(Chart and figure data)
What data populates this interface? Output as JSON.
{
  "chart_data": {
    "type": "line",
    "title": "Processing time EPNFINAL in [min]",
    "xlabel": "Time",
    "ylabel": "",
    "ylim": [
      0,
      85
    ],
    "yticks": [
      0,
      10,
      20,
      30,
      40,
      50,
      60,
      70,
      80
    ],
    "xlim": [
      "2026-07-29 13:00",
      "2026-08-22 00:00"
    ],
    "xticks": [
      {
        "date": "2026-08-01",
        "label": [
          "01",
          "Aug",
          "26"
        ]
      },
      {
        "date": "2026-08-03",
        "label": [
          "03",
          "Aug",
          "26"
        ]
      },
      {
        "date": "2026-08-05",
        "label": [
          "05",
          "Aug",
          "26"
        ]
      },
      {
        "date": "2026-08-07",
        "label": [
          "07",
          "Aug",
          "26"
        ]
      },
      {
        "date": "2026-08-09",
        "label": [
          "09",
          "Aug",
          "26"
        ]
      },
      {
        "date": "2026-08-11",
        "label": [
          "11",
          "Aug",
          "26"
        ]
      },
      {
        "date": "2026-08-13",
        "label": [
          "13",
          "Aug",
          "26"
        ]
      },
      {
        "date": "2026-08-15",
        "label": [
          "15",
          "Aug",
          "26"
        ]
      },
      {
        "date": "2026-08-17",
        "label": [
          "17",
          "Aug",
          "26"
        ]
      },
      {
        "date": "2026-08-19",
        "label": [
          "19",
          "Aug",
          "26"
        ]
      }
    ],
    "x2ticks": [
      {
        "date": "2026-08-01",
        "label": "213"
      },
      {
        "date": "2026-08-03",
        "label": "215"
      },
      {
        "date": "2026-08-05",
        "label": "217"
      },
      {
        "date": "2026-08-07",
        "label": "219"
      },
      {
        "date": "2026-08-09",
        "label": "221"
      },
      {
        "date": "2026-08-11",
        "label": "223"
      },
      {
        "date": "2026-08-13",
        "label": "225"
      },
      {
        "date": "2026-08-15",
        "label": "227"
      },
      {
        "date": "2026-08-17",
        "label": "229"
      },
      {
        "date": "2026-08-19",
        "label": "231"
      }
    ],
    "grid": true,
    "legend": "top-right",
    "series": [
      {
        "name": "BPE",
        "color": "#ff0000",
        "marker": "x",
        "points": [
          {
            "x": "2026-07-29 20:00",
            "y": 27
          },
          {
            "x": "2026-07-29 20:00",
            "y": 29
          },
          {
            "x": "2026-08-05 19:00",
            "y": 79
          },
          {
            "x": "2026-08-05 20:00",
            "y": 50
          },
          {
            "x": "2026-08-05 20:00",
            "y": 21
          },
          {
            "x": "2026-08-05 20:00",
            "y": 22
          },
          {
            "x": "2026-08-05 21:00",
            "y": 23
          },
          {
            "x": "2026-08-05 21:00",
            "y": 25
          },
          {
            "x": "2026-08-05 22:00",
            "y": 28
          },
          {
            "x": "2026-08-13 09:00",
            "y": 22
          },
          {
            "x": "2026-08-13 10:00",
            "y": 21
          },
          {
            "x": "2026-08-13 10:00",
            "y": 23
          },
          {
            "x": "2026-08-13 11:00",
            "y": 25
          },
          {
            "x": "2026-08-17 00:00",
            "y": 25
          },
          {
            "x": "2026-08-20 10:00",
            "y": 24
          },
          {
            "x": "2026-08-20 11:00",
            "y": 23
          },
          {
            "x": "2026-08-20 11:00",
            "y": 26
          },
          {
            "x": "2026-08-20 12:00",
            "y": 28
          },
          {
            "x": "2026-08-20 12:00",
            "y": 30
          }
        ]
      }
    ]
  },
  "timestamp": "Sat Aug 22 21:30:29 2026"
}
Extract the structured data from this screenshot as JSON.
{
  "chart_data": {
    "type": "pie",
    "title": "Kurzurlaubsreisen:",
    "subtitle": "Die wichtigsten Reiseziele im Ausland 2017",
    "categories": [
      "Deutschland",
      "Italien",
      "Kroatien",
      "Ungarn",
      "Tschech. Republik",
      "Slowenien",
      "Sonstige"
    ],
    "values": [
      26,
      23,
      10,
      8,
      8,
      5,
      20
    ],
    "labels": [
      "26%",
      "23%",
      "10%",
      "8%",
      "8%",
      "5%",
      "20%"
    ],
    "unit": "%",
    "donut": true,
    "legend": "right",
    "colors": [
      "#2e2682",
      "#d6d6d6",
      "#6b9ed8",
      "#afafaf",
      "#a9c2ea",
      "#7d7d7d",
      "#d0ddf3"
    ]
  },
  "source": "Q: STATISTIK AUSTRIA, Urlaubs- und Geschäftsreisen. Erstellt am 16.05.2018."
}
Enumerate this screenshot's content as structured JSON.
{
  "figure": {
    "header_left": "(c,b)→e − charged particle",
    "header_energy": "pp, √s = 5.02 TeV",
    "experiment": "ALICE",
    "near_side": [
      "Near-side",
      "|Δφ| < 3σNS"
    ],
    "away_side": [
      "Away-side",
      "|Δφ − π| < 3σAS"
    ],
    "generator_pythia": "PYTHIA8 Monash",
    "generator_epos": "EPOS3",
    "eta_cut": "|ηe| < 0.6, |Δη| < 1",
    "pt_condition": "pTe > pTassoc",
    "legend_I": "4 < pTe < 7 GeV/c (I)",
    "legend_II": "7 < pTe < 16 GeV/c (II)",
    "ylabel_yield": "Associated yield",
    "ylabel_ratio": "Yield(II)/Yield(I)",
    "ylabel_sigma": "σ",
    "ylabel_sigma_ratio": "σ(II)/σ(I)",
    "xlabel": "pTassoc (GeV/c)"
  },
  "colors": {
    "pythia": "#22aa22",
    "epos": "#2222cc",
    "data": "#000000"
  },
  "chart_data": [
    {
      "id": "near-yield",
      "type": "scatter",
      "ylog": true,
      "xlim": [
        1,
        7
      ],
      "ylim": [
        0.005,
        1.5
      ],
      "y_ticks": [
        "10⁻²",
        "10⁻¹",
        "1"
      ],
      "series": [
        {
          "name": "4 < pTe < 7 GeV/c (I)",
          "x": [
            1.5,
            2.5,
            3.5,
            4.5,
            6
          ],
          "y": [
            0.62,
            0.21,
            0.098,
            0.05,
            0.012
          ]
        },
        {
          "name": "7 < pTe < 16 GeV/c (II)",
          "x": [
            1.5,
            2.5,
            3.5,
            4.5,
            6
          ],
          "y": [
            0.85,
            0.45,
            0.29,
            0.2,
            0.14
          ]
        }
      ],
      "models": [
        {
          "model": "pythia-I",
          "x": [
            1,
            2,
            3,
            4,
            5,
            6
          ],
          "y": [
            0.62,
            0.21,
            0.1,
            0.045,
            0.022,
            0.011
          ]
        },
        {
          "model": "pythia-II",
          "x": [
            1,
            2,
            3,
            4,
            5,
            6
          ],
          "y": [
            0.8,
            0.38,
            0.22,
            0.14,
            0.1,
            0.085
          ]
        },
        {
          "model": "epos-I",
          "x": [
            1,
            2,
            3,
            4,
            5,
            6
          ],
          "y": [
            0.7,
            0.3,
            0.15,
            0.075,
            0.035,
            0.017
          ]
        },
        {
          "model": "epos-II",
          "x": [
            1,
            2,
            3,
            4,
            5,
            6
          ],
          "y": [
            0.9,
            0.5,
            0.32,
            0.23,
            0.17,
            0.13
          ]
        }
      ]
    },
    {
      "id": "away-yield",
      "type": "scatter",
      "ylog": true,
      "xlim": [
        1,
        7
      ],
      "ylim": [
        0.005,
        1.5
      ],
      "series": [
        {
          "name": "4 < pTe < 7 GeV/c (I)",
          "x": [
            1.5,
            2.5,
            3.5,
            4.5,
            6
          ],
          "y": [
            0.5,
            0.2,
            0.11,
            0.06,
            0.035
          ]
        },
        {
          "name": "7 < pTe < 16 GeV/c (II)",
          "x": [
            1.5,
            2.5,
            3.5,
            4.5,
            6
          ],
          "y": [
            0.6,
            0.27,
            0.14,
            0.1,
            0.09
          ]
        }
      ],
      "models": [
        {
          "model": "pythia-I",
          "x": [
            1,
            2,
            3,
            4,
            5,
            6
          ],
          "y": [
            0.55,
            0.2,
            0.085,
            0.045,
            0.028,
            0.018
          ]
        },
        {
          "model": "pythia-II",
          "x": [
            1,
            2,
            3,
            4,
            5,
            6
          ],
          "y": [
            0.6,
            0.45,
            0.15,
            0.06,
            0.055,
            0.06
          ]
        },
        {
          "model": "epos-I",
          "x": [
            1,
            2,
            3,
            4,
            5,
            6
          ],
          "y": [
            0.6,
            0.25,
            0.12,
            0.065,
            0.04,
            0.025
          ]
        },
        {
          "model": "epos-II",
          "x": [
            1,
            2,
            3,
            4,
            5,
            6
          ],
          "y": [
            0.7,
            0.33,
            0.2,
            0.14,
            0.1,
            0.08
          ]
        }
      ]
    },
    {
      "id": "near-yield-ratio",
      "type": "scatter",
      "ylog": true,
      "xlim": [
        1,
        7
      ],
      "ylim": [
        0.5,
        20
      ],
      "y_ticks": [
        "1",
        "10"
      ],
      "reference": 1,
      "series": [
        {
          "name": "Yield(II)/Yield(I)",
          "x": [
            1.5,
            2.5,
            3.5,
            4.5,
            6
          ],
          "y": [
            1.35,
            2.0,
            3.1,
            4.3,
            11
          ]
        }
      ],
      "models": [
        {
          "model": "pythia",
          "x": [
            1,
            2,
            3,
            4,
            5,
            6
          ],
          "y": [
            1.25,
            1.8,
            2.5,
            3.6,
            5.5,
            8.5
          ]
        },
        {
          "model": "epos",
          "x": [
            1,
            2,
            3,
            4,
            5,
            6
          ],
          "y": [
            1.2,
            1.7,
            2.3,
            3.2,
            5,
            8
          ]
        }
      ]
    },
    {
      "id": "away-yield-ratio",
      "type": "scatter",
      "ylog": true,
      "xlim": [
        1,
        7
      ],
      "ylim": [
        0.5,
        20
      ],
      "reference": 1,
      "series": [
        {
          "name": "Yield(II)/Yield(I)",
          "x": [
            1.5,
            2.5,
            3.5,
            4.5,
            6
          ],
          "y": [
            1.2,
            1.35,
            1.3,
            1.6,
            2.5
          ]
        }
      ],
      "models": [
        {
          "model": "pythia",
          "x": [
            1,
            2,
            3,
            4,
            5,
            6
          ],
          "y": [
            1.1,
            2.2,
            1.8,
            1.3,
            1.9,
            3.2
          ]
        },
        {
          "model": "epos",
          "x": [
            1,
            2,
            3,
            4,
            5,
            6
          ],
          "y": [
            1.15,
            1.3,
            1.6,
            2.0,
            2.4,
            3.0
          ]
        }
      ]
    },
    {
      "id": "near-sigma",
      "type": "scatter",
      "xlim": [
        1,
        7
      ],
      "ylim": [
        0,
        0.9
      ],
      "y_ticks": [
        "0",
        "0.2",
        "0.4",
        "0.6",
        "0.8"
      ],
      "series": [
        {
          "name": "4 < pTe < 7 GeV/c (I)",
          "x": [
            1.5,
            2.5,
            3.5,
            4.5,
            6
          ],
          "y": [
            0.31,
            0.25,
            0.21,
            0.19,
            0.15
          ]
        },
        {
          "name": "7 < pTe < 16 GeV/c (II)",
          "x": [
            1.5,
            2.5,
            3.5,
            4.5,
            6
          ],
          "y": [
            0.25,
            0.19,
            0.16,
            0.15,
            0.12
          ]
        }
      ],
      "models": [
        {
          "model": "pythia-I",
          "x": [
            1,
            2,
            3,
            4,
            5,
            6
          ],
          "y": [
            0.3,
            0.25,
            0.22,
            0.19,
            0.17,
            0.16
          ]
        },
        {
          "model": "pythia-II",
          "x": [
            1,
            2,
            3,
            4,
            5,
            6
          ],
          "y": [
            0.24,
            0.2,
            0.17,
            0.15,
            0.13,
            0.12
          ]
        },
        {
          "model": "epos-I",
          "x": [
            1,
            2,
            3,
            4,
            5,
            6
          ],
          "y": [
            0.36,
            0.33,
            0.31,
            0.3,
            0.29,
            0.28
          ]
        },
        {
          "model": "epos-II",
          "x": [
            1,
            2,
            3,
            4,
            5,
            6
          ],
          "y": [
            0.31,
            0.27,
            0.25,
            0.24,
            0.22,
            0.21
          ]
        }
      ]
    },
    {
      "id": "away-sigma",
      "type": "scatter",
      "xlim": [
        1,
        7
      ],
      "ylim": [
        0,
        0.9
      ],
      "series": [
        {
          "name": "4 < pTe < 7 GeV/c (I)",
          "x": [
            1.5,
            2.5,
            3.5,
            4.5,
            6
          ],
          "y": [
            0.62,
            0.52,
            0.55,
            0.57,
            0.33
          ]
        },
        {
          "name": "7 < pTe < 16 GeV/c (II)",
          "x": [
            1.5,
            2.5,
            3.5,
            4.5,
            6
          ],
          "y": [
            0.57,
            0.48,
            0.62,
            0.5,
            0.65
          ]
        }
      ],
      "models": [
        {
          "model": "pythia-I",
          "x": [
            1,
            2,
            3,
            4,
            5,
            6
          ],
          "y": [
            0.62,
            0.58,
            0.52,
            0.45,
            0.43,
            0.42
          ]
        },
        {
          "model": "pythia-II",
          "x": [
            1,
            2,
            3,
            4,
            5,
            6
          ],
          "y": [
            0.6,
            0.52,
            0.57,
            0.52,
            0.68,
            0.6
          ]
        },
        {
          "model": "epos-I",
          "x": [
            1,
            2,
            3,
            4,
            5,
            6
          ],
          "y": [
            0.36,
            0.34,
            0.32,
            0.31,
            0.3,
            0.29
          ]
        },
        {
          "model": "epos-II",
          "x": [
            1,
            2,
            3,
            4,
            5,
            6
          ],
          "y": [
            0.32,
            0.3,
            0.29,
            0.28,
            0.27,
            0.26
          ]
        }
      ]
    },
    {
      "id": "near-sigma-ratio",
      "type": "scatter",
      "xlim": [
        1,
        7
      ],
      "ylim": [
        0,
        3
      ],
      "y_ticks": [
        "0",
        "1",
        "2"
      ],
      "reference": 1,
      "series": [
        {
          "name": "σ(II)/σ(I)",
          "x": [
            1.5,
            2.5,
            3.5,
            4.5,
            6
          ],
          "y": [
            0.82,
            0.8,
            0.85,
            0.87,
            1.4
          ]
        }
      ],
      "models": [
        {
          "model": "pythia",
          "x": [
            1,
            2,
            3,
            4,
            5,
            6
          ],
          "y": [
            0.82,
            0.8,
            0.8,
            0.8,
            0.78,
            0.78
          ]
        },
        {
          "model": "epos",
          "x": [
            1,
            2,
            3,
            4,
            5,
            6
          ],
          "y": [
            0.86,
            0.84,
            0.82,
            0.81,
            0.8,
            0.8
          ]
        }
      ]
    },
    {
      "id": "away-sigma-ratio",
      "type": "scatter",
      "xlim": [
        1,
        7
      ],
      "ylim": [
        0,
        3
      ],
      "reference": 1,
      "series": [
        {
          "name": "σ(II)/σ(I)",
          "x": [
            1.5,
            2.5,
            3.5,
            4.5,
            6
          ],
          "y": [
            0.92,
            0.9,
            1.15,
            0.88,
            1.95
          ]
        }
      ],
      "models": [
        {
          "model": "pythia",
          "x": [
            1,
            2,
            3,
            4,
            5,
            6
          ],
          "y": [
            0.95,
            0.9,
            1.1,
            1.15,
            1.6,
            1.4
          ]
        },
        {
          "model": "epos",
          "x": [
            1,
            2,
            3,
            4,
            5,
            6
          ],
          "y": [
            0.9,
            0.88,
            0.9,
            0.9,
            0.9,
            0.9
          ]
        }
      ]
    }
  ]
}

__Your instructions__: Collect the lines that hold "structured".

__Solution__:
Extract the structured data from this screenshot as JSON.
Enumerate this screenshot's content as structured JSON.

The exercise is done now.